▶ EXERCISE PROMPT: Copy each line of the data below with the word "this".

[Records excerpted from a collection]
↓↓↓

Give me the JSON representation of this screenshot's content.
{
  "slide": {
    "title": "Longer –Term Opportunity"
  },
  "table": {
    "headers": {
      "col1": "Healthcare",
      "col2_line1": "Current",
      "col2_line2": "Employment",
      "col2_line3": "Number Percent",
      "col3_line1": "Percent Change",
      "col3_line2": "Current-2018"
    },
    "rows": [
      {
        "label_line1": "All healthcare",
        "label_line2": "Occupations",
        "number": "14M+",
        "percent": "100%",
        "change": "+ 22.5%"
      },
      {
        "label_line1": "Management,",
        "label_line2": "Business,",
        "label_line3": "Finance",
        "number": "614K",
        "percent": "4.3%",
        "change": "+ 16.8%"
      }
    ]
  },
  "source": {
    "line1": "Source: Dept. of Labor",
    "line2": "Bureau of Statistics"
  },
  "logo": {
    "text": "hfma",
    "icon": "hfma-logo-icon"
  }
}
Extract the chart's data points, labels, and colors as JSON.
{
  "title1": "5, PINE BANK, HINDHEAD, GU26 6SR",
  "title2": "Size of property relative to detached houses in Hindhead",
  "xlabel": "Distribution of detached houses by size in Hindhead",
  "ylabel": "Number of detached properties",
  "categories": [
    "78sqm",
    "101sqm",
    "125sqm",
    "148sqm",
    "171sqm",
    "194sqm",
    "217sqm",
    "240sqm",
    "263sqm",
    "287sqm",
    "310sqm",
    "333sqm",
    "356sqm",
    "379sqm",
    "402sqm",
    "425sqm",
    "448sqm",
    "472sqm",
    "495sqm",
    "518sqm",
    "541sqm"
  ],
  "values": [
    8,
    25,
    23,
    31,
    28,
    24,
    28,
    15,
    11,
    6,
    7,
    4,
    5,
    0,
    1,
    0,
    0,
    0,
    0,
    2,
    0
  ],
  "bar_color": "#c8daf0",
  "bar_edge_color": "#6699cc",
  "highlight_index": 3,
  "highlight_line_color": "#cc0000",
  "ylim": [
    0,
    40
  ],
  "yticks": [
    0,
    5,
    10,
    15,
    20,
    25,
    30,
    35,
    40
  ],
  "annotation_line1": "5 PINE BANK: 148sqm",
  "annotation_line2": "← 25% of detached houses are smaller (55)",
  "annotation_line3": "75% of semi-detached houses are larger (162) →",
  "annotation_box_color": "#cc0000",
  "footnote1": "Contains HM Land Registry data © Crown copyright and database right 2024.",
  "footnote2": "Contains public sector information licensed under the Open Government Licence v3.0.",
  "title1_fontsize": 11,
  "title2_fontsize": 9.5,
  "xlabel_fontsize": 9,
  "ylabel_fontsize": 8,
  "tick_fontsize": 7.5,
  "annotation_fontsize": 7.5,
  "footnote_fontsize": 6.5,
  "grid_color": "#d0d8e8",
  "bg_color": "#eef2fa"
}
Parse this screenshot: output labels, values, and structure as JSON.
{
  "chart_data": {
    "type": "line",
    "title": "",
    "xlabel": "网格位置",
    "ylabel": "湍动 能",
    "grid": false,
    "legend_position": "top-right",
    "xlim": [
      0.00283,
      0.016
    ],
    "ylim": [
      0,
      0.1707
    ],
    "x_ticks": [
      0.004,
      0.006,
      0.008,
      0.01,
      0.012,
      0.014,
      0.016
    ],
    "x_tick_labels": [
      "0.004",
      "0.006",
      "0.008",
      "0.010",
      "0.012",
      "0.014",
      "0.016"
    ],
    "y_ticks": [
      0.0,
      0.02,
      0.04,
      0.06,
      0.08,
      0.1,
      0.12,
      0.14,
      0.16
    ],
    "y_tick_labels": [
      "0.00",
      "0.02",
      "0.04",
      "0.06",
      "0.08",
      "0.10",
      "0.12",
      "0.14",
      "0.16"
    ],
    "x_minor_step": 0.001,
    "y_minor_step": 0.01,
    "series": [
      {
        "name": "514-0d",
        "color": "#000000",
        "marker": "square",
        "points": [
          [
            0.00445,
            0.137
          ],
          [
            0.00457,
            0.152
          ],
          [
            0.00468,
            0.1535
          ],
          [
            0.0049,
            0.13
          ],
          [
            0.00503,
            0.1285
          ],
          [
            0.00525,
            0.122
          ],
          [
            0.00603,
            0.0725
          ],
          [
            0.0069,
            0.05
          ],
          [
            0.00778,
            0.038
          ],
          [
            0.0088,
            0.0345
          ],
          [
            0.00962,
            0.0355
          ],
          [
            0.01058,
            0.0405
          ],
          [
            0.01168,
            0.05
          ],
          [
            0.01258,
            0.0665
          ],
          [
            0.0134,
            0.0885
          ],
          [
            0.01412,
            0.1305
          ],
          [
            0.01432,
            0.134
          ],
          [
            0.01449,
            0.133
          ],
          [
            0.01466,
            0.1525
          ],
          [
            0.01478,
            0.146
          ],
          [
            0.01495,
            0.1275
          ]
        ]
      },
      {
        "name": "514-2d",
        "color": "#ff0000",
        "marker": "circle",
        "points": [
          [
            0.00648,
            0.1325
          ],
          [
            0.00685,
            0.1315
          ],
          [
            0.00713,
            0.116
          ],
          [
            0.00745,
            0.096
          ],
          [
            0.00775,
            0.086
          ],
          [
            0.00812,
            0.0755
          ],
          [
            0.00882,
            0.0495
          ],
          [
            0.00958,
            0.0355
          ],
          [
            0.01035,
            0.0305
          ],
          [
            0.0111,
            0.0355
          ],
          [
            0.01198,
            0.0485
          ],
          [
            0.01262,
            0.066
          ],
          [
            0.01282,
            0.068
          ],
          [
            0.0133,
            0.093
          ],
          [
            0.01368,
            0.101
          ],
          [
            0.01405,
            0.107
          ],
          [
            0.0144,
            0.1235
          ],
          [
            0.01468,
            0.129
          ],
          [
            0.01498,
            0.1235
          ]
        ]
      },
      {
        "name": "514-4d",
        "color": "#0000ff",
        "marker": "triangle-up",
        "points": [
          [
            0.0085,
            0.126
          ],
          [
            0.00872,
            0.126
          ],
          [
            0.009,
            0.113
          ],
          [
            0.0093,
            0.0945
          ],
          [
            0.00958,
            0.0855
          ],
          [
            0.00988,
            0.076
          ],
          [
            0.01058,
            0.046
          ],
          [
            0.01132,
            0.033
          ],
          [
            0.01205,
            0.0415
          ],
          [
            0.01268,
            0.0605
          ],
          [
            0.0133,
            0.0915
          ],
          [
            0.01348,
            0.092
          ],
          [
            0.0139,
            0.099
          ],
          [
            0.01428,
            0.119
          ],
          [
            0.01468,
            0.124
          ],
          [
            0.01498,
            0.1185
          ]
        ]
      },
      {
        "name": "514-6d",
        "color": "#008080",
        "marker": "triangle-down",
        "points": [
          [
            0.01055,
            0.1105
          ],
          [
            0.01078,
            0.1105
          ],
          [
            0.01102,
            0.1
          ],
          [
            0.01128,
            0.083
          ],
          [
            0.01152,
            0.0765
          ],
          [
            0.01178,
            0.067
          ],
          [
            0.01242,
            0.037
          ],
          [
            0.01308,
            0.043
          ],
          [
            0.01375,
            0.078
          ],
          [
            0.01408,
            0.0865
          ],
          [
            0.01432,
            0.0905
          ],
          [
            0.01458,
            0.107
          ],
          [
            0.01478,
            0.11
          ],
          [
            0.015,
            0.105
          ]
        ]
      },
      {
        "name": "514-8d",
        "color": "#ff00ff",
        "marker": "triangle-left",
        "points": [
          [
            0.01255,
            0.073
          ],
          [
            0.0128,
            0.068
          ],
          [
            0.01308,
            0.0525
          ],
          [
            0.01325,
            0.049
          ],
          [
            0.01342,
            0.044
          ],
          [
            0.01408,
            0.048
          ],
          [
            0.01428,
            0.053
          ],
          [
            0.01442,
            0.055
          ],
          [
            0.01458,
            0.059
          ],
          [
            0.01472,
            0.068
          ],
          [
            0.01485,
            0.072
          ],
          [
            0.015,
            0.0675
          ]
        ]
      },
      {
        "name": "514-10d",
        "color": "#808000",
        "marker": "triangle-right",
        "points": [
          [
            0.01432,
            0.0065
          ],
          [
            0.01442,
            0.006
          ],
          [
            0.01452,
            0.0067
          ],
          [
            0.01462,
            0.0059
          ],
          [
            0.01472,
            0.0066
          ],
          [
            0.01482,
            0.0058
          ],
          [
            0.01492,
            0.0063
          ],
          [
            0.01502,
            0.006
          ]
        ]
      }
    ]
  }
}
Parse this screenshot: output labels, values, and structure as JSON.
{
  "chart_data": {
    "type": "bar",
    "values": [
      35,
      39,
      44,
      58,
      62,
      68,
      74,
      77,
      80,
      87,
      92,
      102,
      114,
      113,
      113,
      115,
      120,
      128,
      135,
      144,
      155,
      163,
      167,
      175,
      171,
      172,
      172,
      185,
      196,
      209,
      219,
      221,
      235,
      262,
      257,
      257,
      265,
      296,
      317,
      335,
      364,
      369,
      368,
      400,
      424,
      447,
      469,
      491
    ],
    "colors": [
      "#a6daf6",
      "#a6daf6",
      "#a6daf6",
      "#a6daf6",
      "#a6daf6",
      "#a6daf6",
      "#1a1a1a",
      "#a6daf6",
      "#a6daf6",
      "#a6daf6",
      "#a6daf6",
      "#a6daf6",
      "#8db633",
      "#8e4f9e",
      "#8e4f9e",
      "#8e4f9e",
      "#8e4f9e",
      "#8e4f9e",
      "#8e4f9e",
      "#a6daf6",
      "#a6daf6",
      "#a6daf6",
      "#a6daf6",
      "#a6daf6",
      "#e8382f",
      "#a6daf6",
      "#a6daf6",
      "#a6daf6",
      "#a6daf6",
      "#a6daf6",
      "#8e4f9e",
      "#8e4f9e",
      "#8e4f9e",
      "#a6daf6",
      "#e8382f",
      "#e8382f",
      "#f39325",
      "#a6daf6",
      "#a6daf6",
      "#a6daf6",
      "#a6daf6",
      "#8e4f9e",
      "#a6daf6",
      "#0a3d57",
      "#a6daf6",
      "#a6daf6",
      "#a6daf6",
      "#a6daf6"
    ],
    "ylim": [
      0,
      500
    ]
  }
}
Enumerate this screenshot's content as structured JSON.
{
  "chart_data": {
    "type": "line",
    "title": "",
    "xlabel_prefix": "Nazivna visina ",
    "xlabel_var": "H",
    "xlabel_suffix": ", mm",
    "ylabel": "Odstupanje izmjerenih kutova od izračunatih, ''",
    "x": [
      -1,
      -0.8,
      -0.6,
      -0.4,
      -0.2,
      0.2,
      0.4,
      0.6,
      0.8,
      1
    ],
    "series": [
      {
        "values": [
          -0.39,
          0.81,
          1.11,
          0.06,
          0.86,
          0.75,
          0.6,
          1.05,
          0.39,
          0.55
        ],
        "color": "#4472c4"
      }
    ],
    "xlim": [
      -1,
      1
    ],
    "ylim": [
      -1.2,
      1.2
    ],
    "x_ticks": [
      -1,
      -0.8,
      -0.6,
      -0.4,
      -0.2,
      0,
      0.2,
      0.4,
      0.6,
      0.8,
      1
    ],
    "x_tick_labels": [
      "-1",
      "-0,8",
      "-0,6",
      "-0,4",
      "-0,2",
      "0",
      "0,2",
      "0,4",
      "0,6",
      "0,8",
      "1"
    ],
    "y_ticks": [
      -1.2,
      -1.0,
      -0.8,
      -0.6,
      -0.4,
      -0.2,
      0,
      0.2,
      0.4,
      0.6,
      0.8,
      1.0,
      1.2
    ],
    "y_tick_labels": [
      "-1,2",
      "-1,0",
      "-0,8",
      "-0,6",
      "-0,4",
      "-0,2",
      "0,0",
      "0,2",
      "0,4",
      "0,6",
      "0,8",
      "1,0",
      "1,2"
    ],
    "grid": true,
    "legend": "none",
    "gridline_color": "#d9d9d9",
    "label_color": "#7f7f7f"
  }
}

↑↑↑

▶ TASK RESPONSE:
Give me the JSON representation of this screenshot's content.
Parse this screenshot: output labels, values, and structure as JSON.
Parse this screenshot: output labels, values, and structure as JSON.
Enumerate this screenshot's content as structured JSON.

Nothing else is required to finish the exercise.